**Goal of the exercise**
Locate every line that holds the string "EURUSD" and copy it.

**Supplied material**
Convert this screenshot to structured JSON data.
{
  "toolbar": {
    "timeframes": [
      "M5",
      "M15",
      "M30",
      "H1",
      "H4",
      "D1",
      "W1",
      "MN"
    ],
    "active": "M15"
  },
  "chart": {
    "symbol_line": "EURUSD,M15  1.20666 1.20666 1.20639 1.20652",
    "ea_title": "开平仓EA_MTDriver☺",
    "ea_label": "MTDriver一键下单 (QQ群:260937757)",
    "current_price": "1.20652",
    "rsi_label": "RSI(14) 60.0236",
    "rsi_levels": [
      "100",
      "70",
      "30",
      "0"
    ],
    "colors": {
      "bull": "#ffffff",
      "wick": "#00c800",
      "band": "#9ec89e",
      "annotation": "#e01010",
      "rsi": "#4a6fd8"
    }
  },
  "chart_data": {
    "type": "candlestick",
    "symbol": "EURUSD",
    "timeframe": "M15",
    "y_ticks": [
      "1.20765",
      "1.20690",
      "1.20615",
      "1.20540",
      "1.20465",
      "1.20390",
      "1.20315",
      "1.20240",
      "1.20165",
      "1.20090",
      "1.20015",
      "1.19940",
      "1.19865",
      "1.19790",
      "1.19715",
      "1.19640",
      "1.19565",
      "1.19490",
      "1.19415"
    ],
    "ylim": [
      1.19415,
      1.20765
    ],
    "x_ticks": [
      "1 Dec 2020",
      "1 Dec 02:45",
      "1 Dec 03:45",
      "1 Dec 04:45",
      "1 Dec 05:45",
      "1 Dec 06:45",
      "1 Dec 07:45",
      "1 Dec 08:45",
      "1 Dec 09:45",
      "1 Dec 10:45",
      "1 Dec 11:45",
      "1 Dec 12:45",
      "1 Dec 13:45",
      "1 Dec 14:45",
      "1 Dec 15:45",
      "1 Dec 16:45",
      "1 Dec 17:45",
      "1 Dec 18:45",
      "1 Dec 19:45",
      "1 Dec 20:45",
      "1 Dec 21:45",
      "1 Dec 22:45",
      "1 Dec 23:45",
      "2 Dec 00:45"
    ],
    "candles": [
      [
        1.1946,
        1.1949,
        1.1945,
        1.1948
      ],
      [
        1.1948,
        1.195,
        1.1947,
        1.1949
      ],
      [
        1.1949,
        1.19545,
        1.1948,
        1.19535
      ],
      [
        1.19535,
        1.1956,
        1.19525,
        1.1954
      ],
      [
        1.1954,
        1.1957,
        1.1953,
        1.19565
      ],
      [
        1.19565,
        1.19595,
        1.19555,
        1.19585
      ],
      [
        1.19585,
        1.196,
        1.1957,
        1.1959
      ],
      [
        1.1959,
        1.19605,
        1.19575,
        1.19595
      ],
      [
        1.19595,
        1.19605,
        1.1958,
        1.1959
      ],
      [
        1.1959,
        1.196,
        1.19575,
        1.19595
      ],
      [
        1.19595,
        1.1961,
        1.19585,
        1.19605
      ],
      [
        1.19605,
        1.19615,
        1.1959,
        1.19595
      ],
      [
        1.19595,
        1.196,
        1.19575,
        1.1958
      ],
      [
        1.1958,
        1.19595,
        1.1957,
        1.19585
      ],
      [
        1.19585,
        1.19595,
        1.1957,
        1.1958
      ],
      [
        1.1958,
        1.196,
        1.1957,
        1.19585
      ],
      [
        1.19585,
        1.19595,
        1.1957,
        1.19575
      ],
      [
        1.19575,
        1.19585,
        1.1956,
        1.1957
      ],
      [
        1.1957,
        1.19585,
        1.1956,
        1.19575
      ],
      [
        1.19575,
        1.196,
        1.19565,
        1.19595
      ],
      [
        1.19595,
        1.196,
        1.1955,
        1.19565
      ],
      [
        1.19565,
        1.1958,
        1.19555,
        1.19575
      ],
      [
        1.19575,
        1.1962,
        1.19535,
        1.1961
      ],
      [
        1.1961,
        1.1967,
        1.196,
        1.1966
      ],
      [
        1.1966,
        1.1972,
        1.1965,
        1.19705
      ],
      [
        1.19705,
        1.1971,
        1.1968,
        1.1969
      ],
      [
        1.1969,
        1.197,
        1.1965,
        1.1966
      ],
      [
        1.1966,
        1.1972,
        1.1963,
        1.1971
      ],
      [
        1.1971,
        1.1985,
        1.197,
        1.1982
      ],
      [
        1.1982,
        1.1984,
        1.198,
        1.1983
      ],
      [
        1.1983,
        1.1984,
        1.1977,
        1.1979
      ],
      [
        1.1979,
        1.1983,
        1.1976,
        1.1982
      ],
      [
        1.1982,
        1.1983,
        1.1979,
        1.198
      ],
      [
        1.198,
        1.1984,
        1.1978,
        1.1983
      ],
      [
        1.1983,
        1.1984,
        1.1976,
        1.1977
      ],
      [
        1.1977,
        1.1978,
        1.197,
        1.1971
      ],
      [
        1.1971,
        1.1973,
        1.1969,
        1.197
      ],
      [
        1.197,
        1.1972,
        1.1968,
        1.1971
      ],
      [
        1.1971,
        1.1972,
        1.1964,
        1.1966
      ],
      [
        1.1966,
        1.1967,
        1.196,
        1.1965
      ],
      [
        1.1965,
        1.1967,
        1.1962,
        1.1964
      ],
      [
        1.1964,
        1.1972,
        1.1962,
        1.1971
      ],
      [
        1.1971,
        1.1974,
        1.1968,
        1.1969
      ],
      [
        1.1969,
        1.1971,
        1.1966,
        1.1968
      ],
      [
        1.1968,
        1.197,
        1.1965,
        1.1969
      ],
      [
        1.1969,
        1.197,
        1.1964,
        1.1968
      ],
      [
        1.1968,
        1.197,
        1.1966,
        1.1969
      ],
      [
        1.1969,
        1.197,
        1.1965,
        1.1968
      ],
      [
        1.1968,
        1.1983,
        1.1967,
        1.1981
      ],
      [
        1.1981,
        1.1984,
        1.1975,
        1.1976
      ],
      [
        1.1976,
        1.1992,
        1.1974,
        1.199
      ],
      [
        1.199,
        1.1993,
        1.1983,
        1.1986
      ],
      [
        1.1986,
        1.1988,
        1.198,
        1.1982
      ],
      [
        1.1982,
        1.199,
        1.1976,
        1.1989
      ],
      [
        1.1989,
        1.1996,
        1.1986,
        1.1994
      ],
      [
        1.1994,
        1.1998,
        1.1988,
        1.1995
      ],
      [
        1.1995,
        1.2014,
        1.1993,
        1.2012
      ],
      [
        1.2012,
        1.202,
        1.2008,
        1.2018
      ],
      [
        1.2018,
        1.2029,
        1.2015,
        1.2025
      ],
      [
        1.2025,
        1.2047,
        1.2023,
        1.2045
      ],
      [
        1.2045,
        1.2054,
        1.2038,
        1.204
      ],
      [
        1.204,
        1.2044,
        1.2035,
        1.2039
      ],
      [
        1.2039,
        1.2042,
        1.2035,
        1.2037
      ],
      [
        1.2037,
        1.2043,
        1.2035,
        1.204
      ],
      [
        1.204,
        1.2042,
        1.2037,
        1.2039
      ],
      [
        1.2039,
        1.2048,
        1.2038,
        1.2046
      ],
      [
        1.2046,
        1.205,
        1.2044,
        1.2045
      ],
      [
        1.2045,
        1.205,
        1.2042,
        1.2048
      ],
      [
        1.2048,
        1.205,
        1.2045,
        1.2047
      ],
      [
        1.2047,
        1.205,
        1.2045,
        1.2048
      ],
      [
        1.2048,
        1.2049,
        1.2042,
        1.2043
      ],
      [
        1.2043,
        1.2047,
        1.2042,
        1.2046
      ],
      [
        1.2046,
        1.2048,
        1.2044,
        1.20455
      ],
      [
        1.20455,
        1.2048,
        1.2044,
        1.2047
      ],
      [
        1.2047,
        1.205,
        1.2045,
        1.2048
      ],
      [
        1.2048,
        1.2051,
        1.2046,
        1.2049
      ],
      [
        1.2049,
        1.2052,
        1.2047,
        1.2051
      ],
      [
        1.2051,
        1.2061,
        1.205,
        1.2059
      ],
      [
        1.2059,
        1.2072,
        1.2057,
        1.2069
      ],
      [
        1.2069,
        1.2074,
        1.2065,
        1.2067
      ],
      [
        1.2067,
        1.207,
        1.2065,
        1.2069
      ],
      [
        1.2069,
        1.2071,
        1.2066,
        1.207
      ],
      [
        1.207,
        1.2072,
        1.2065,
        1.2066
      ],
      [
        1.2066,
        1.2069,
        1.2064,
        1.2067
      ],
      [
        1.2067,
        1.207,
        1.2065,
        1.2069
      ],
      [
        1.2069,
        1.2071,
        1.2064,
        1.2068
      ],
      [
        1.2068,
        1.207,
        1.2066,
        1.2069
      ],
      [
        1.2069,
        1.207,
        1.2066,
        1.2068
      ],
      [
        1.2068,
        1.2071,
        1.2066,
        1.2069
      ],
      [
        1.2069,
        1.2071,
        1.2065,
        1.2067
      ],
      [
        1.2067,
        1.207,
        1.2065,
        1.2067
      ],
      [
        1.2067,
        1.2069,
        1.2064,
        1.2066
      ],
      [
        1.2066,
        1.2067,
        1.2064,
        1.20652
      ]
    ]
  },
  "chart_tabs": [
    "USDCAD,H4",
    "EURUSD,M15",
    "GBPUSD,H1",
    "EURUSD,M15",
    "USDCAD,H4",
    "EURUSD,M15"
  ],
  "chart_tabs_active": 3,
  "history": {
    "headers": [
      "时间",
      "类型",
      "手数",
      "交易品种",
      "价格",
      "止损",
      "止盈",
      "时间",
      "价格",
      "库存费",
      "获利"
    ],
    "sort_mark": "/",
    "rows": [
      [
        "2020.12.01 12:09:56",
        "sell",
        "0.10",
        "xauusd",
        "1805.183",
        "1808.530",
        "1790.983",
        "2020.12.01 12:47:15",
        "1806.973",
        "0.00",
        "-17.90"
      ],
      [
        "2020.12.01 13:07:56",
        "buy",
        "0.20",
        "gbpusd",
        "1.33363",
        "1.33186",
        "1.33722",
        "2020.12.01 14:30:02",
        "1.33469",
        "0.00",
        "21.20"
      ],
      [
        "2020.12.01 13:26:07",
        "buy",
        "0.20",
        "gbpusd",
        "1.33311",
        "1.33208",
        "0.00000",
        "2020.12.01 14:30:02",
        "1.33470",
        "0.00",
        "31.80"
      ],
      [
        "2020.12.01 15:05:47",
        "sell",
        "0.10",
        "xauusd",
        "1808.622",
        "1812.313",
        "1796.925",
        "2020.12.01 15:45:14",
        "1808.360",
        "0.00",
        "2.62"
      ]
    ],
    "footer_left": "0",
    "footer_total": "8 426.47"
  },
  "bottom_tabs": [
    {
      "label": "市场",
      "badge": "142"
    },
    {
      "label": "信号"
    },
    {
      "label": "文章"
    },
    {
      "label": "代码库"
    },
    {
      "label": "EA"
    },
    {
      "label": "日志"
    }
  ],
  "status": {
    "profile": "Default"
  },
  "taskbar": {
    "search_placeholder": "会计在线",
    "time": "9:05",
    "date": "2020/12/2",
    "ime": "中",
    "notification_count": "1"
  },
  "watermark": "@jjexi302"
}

**Output for this task**
    "symbol_line": "EURUSD,M15  1.20666 1.20666 1.20639 1.20652",
    "symbol": "EURUSD",
    "EURUSD,M15",
    "EURUSD,M15",
    "EURUSD,M15"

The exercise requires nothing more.